### PROBLEM DETAILS
Copy, unchanged, the stretch of the listing from the line containing "buy-signal-marker bbox=[232, 461, 243, 471]" through the line containing "sell-signal-marker bbox=[83, 408, 94, 418]", both included.

### Element and region listings
▶

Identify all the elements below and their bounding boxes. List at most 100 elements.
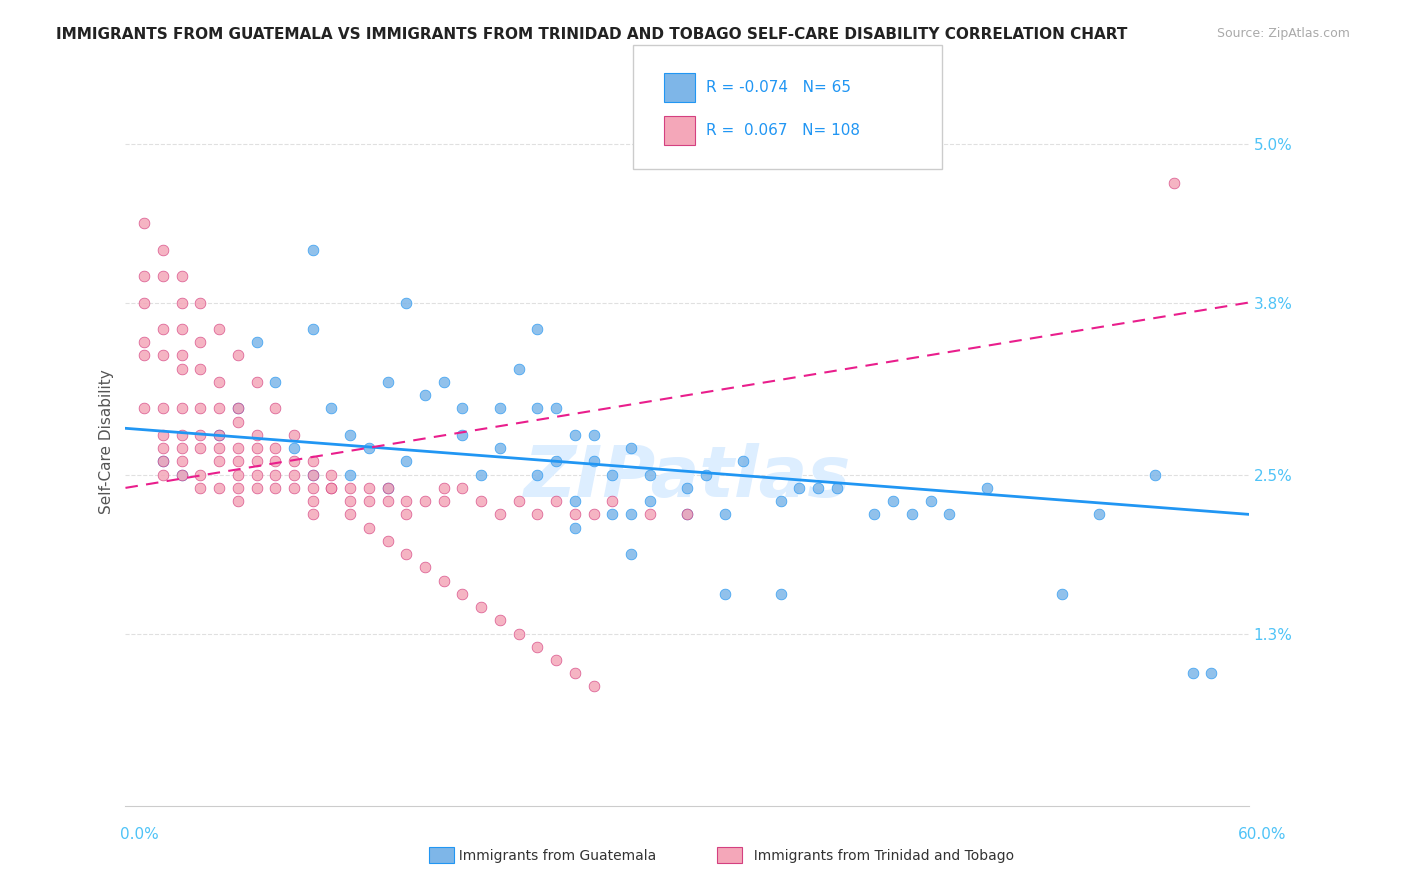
Point (245, 454, 267, 468)
Point (433, 494, 456, 508)
Point (170, 349, 193, 363)
Point (713, 587, 735, 601)
Point (526, 401, 548, 416)
Point (489, 508, 512, 522)
Text: IMMIGRANTS FROM GUATEMALA VS IMMIGRANTS FROM TRINIDAD AND TOBAGO SELF-CARE DISAB: IMMIGRANTS FROM GUATEMALA VS IMMIGRANTS … (56, 27, 1128, 42)
Point (226, 401, 249, 416)
Point (357, 520, 380, 534)
Point (339, 428, 361, 442)
Point (676, 508, 699, 522)
Point (283, 441, 305, 455)
Point (301, 322, 323, 336)
Point (321, 481, 343, 495)
Point (226, 481, 249, 495)
Point (395, 508, 418, 522)
Point (152, 454, 174, 468)
Point (357, 481, 380, 495)
Point (582, 508, 605, 522)
Point (546, 494, 568, 508)
Point (470, 600, 492, 615)
Point (301, 243, 323, 257)
Point (395, 295, 418, 310)
Point (190, 361, 212, 376)
Point (526, 322, 548, 336)
Point (208, 428, 231, 442)
Point (208, 375, 231, 389)
Point (508, 626, 530, 640)
Point (526, 640, 548, 654)
Text: Immigrants from Trinidad and Tobago: Immigrants from Trinidad and Tobago (745, 849, 1014, 863)
Point (283, 454, 305, 468)
Point (170, 268, 193, 283)
Point (564, 428, 586, 442)
Point (451, 481, 474, 495)
Point (676, 481, 699, 495)
Point (301, 508, 323, 522)
Point (357, 441, 380, 455)
FancyBboxPatch shape (717, 847, 742, 863)
Point (695, 467, 717, 482)
Point (134, 349, 156, 363)
Point (638, 494, 661, 508)
Point (1050, 587, 1073, 601)
Point (190, 441, 212, 455)
Point (564, 666, 586, 681)
Point (451, 587, 474, 601)
Point (377, 481, 399, 495)
Point (208, 441, 231, 455)
Point (208, 428, 231, 442)
Point (451, 401, 474, 416)
Point (134, 295, 156, 310)
Point (600, 508, 623, 522)
Point (920, 494, 942, 508)
Point (321, 401, 343, 416)
Point (152, 401, 174, 416)
Point (170, 361, 193, 376)
Point (170, 401, 193, 416)
Point (190, 467, 212, 482)
Point (226, 401, 249, 416)
Point (882, 494, 904, 508)
Point (134, 216, 156, 230)
Point (620, 508, 643, 522)
Point (321, 467, 343, 482)
Point (245, 467, 267, 482)
Point (825, 481, 848, 495)
Text: ZIPatlas: ZIPatlas (523, 443, 851, 512)
Point (283, 467, 305, 482)
Point (526, 508, 548, 522)
Point (546, 401, 568, 416)
Point (582, 680, 605, 694)
Point (413, 560, 436, 574)
Point (620, 441, 643, 455)
Point (190, 401, 212, 416)
Point (152, 322, 174, 336)
Point (264, 481, 287, 495)
Point (901, 508, 924, 522)
Point (1088, 508, 1111, 522)
Point (395, 494, 418, 508)
Point (134, 268, 156, 283)
Point (245, 335, 267, 350)
Point (508, 361, 530, 376)
Point (208, 481, 231, 495)
Point (170, 467, 193, 482)
Text: R =  0.067   N= 108: R = 0.067 N= 108 (706, 123, 860, 137)
Point (264, 441, 287, 455)
Point (152, 243, 174, 257)
Point (582, 454, 605, 468)
Text: Immigrants from Guatemala: Immigrants from Guatemala (450, 849, 657, 863)
Point (152, 467, 174, 482)
Point (170, 454, 193, 468)
Point (152, 441, 174, 455)
Point (152, 454, 174, 468)
Point (789, 481, 811, 495)
Point (301, 481, 323, 495)
Point (638, 508, 661, 522)
Point (377, 481, 399, 495)
Point (301, 454, 323, 468)
Point (600, 494, 623, 508)
Point (413, 388, 436, 402)
Point (208, 322, 231, 336)
Point (470, 467, 492, 482)
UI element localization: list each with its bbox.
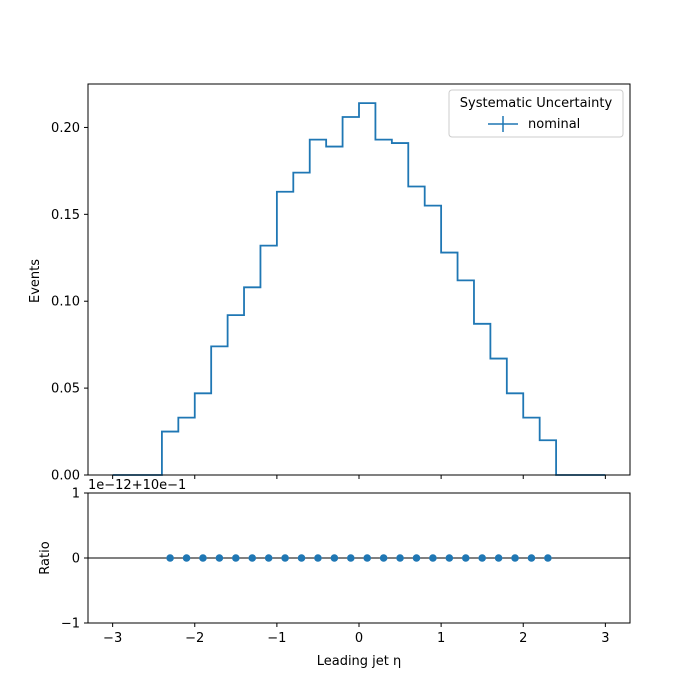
legend: Systematic Uncertainty nominal — [448, 89, 624, 138]
ratio-point — [199, 554, 207, 562]
ratio-panel: −1 0 1 −3 −2 −1 0 1 2 3 1e−12+10e−1 Ratio Leadin… — [38, 478, 631, 669]
ratio-point — [166, 554, 174, 562]
ratio-y-ticks: −1 0 1 — [61, 487, 88, 632]
histogram-plot-area — [112, 102, 606, 476]
ratio-point — [182, 554, 191, 562]
ratio-point — [314, 554, 322, 562]
histogram-step-line-nominal — [112, 102, 606, 476]
ratio-point — [346, 554, 355, 562]
legend-box — [448, 89, 624, 138]
legend-entry-nominal: nominal — [528, 117, 580, 132]
ratio-point — [297, 554, 306, 562]
ratio-point — [511, 554, 519, 562]
legend-title: Systematic Uncertainty — [460, 96, 613, 111]
ratio-point — [379, 554, 388, 562]
ratio-x-tick-label: 3 — [601, 631, 609, 646]
histogram-frame — [87, 83, 631, 476]
ratio-x-tick-label: −2 — [185, 631, 204, 646]
ratio-point — [281, 554, 289, 562]
ratio-point — [248, 554, 257, 562]
ratio-offset-text: 1e−12+10e−1 — [88, 478, 186, 493]
ratio-x-tick-label: −3 — [103, 631, 122, 646]
ratio-x-ticks: −3 −2 −1 0 1 2 3 — [103, 623, 610, 646]
ratio-point — [215, 554, 224, 562]
ratio-point — [461, 554, 470, 562]
ratio-y-label: Ratio — [38, 541, 53, 574]
histogram-y-tick-label: 0.00 — [51, 469, 80, 484]
ratio-x-tick-label: −1 — [267, 631, 286, 646]
ratio-point — [527, 554, 536, 562]
ratio-point — [445, 554, 454, 562]
ratio-point — [396, 554, 404, 562]
ratio-y-tick-label: −1 — [61, 617, 80, 632]
ratio-point — [544, 554, 552, 562]
ratio-y-tick-label: 1 — [72, 487, 80, 502]
ratio-point — [494, 554, 503, 562]
histogram-y-tick-label: 0.05 — [51, 382, 80, 397]
ratio-point — [232, 554, 240, 562]
histogram-x-ticks — [112, 475, 606, 479]
ratio-x-tick-label: 0 — [355, 631, 363, 646]
ratio-point — [330, 554, 339, 562]
ratio-point — [412, 554, 421, 562]
ratio-x-tick-label: 2 — [519, 631, 527, 646]
ratio-y-tick-label: 0 — [72, 552, 80, 567]
histogram-y-tick-label: 0.15 — [51, 208, 80, 223]
ratio-point — [478, 554, 486, 562]
histogram-y-tick-label: 0.10 — [51, 295, 80, 310]
ratio-point — [264, 554, 273, 562]
ratio-x-tick-label: 1 — [437, 631, 445, 646]
histogram-y-tick-label: 0.20 — [51, 121, 80, 136]
ratio-point — [429, 554, 437, 562]
ratio-x-label: Leading jet η — [317, 654, 402, 669]
histogram-y-label: Events — [28, 259, 43, 303]
ratio-point — [363, 554, 372, 562]
histogram-panel: 0.00 0.05 0.10 0.15 0.20 Events Systematic U… — [28, 83, 631, 484]
legend-marker-nominal — [488, 116, 518, 132]
ratio-plot-area — [88, 554, 630, 562]
histogram-y-ticks: 0.00 0.05 0.10 0.15 0.20 — [51, 121, 88, 484]
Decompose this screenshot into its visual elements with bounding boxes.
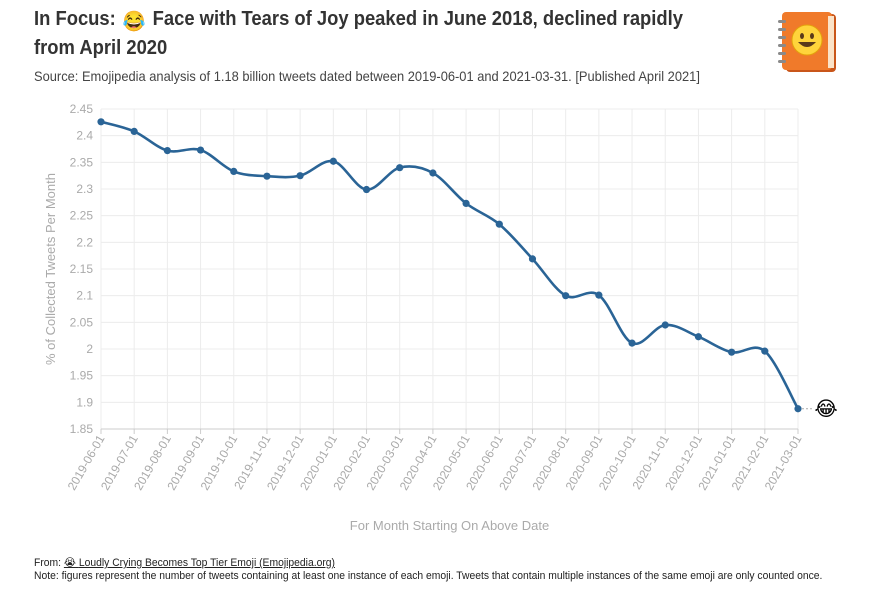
data-point <box>429 169 437 177</box>
data-point <box>794 405 802 413</box>
data-point <box>562 292 570 300</box>
data-point <box>694 333 703 341</box>
y-tick-label: 1.9 <box>76 395 93 409</box>
tears-of-joy-emoji-icon: 😂 <box>122 11 146 33</box>
y-tick-label: 2.4 <box>76 129 93 143</box>
data-point <box>97 118 105 126</box>
title-text: Face with Tears of Joy peaked in June 20… <box>34 8 684 59</box>
chart-footer: From: 😭 Loudly Crying Becomes Top Tier E… <box>34 557 824 583</box>
data-point <box>396 164 404 172</box>
data-point <box>595 291 603 299</box>
end-marker-emoji-icon: 😂 <box>814 399 837 421</box>
x-axis-ticks: 2019-06-012019-07-012019-08-012019-09-01… <box>65 429 805 493</box>
chart-subtitle: Source: Emojipedia analysis of 1.18 bill… <box>34 68 700 84</box>
data-point <box>462 199 470 207</box>
emojipedia-book-icon <box>776 10 842 76</box>
y-tick-label: 1.95 <box>70 369 94 383</box>
y-tick-label: 2.35 <box>70 155 94 169</box>
chart-title: In Focus: 😂 Face with Tears of Joy peake… <box>34 6 715 61</box>
y-axis-title: % of Collected Tweets Per Month <box>43 173 58 365</box>
series-line <box>100 120 800 410</box>
data-points <box>97 118 802 413</box>
data-point <box>296 172 304 180</box>
data-point <box>130 127 138 135</box>
title-prefix: In Focus: <box>34 8 116 30</box>
x-axis-title: For Month Starting On Above Date <box>350 518 549 533</box>
data-point <box>263 172 271 180</box>
data-point <box>528 255 537 263</box>
footnote: Note: figures represent the number of tw… <box>34 570 823 582</box>
data-point <box>362 185 371 194</box>
y-tick-label: 2.2 <box>76 235 93 249</box>
y-tick-label: 2 <box>86 342 93 356</box>
data-point <box>728 348 736 356</box>
data-point <box>329 157 337 165</box>
y-tick-label: 2.05 <box>70 315 94 329</box>
data-point <box>761 347 769 355</box>
data-point <box>196 146 205 154</box>
line-chart: 1.85 1.9 1.95 2 2.05 2.1 2.15 2.2 2.25 2.3 2.35 2.4… <box>43 102 838 533</box>
loudly-crying-emoji-icon: 😭 <box>63 557 76 569</box>
source-link-text: Loudly Crying Becomes Top Tier Emoji (Em… <box>78 557 335 569</box>
data-point <box>495 220 503 228</box>
data-point <box>661 321 669 329</box>
from-label: From: <box>34 557 62 569</box>
y-tick-label: 2.25 <box>70 209 94 223</box>
data-point <box>163 147 171 155</box>
data-point <box>628 339 636 347</box>
data-point <box>230 167 238 175</box>
y-tick-label: 1.85 <box>70 422 94 436</box>
source-link[interactable]: 😭 Loudly Crying Becomes Top Tier Emoji (… <box>64 557 335 569</box>
y-tick-label: 2.15 <box>70 262 94 276</box>
y-tick-label: 2.3 <box>76 182 93 196</box>
grid <box>100 108 799 430</box>
y-tick-label: 2.1 <box>76 289 93 303</box>
y-axis-ticks: 1.85 1.9 1.95 2 2.05 2.1 2.15 2.2 2.25 2.3 2.35 2.4… <box>70 102 94 436</box>
y-tick-label: 2.45 <box>70 102 94 116</box>
source-link-line: From: 😭 Loudly Crying Becomes Top Tier E… <box>34 557 824 570</box>
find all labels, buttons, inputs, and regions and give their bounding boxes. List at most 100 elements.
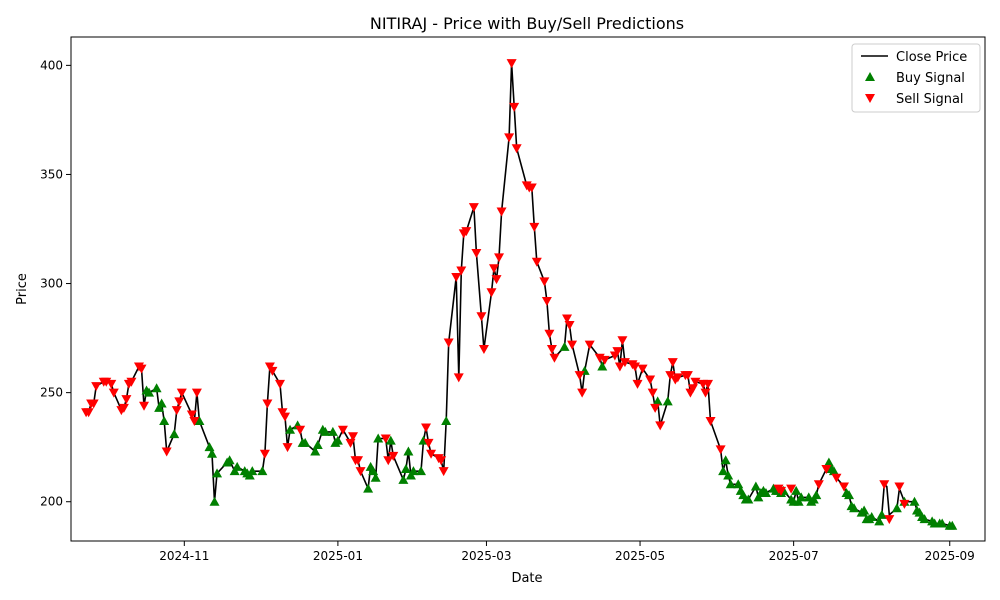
buy-signal-marker bbox=[232, 461, 243, 471]
buy-signal-marker bbox=[874, 516, 885, 526]
sell-signal-marker bbox=[471, 249, 482, 258]
x-tick-label: 2025-07 bbox=[769, 549, 819, 563]
sell-signal-marker bbox=[647, 388, 658, 398]
sell-signal-marker bbox=[884, 515, 895, 525]
sell-signal-marker bbox=[83, 408, 94, 418]
sell-signal-marker bbox=[337, 425, 348, 435]
y-axis: 200 250 300 350 400 bbox=[40, 58, 71, 509]
sell-signal-marker bbox=[383, 456, 394, 466]
chart-title: NITIRAJ - Price with Buy/Sell Prediction… bbox=[370, 14, 684, 33]
sell-signal-marker bbox=[894, 482, 905, 492]
sell-signal-marker bbox=[776, 486, 787, 496]
sell-signal-marker bbox=[380, 434, 391, 444]
sell-signal-marker bbox=[262, 399, 273, 409]
buy-signal-marker bbox=[212, 468, 223, 478]
buy-signal-marker bbox=[859, 505, 870, 515]
y-tick-label: 350 bbox=[40, 167, 63, 181]
sell-signal-marker bbox=[126, 377, 137, 387]
sell-signal-marker bbox=[496, 207, 507, 217]
sell-signal-marker bbox=[813, 480, 824, 490]
sell-signal-marker bbox=[619, 358, 630, 368]
sell-signal-marker bbox=[531, 257, 542, 267]
buy-signal-marker bbox=[919, 514, 930, 524]
sell-signal-marker bbox=[544, 329, 555, 339]
buy-signal-marker bbox=[725, 479, 736, 489]
sell-signal-marker bbox=[423, 438, 434, 448]
sell-signal-marker bbox=[189, 417, 200, 426]
y-tick-label: 250 bbox=[40, 386, 63, 400]
legend-label-close: Close Price bbox=[896, 50, 967, 65]
buy-signal-marker bbox=[320, 426, 331, 436]
buy-signal-marker bbox=[169, 429, 180, 439]
buy-signal-marker bbox=[204, 442, 215, 452]
legend-buy-marker bbox=[865, 72, 875, 81]
sell-signal-marker bbox=[478, 345, 489, 354]
sell-signal-marker bbox=[703, 379, 714, 389]
sell-signal-marker bbox=[899, 499, 910, 509]
buy-signal-marker bbox=[718, 466, 729, 476]
sell-signal-marker bbox=[476, 312, 487, 322]
x-axis-title: Date bbox=[511, 571, 542, 586]
legend-label-sell: Sell Signal bbox=[896, 92, 964, 107]
sell-signal-marker bbox=[171, 406, 182, 416]
sell-signal-marker bbox=[388, 451, 399, 461]
buy-signal-marker bbox=[209, 496, 220, 506]
buy-signal-marker bbox=[866, 512, 877, 521]
sell-signal-marker bbox=[637, 364, 648, 374]
buy-signal-marker bbox=[194, 416, 205, 425]
buy-signal-marker bbox=[597, 361, 608, 371]
buy-signal-marker bbox=[720, 455, 731, 465]
sell-signal-marker bbox=[526, 183, 537, 193]
x-tick-label: 2025-03 bbox=[461, 549, 511, 563]
sell-signal-marker bbox=[574, 371, 585, 381]
buy-signal-marker bbox=[760, 488, 771, 497]
buy-signal-marker bbox=[332, 435, 343, 445]
sell-signal-marker bbox=[672, 373, 683, 383]
buy-signal-marker bbox=[400, 464, 411, 473]
sell-signal-marker bbox=[511, 144, 522, 154]
sell-signal-marker bbox=[468, 203, 479, 213]
sell-signal-marker bbox=[461, 227, 472, 237]
sell-signal-marker bbox=[259, 449, 270, 459]
sell-signal-marker bbox=[121, 395, 132, 405]
sell-signal-marker bbox=[274, 379, 285, 389]
sell-signal-marker bbox=[617, 336, 628, 346]
sell-signal-marker bbox=[539, 277, 550, 287]
sell-signal-marker bbox=[186, 410, 197, 420]
sell-signal-marker bbox=[564, 321, 575, 330]
sell-signal-marker bbox=[489, 264, 500, 274]
sell-signal-marker bbox=[831, 473, 842, 483]
sell-signal-marker bbox=[426, 449, 437, 459]
y-tick-label: 200 bbox=[40, 495, 63, 509]
sell-signal-marker bbox=[443, 338, 454, 348]
buy-signal-marker bbox=[559, 341, 570, 351]
sell-signal-marker bbox=[106, 379, 117, 389]
buy-signal-marker bbox=[415, 466, 426, 476]
legend: Close Price Buy Signal Sell Signal bbox=[851, 43, 981, 113]
x-axis: 2024-11 2025-01 2025-03 2025-05 2025-07 2025-… bbox=[159, 541, 975, 563]
sell-signal-marker bbox=[632, 379, 643, 389]
sell-signal-marker bbox=[421, 423, 432, 433]
buy-signal-marker bbox=[151, 383, 162, 393]
sell-signal-marker bbox=[509, 102, 520, 112]
y-tick-label: 400 bbox=[40, 58, 63, 72]
buy-signal-marker bbox=[159, 416, 170, 425]
sell-signal-marker bbox=[549, 353, 560, 363]
sell-signal-marker bbox=[655, 421, 666, 431]
sell-signal-marker bbox=[577, 388, 588, 398]
buy-signal-marker bbox=[398, 474, 409, 484]
y-tick-label: 300 bbox=[40, 277, 63, 291]
x-tick-label: 2024-11 bbox=[159, 549, 209, 563]
buy-signal-marker bbox=[811, 490, 822, 500]
sell-signal-marker bbox=[821, 465, 832, 474]
buy-signal-marker bbox=[247, 466, 258, 476]
legend-sell-marker bbox=[865, 94, 875, 103]
buy-signal-marker bbox=[791, 485, 802, 495]
sell-signal-marker bbox=[667, 358, 678, 368]
sell-signal-marker bbox=[456, 266, 467, 276]
sell-signal-marker bbox=[838, 482, 849, 492]
sell-signal-marker bbox=[612, 347, 623, 357]
buy-signal-marker bbox=[750, 481, 761, 491]
y-axis-title: Price bbox=[15, 273, 30, 305]
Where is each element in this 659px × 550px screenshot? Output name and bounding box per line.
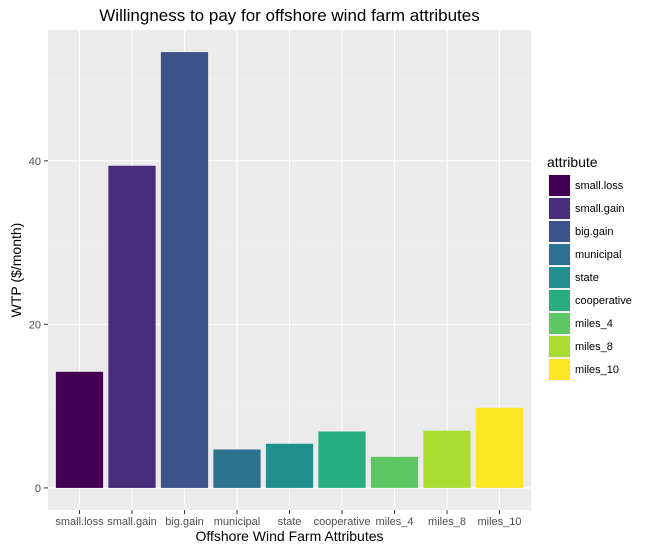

◀

### TASK RESPONSE
buy-signal-marker bbox=[232, 461, 243, 471]
buy-signal-marker bbox=[874, 516, 885, 526]
sell-signal-marker bbox=[471, 249, 482, 258]
x-tick-label: 2025-07 bbox=[769, 549, 819, 563]
sell-signal-marker bbox=[647, 388, 658, 398]
sell-signal-marker bbox=[884, 515, 895, 525]
sell-signal-marker bbox=[83, 408, 94, 418]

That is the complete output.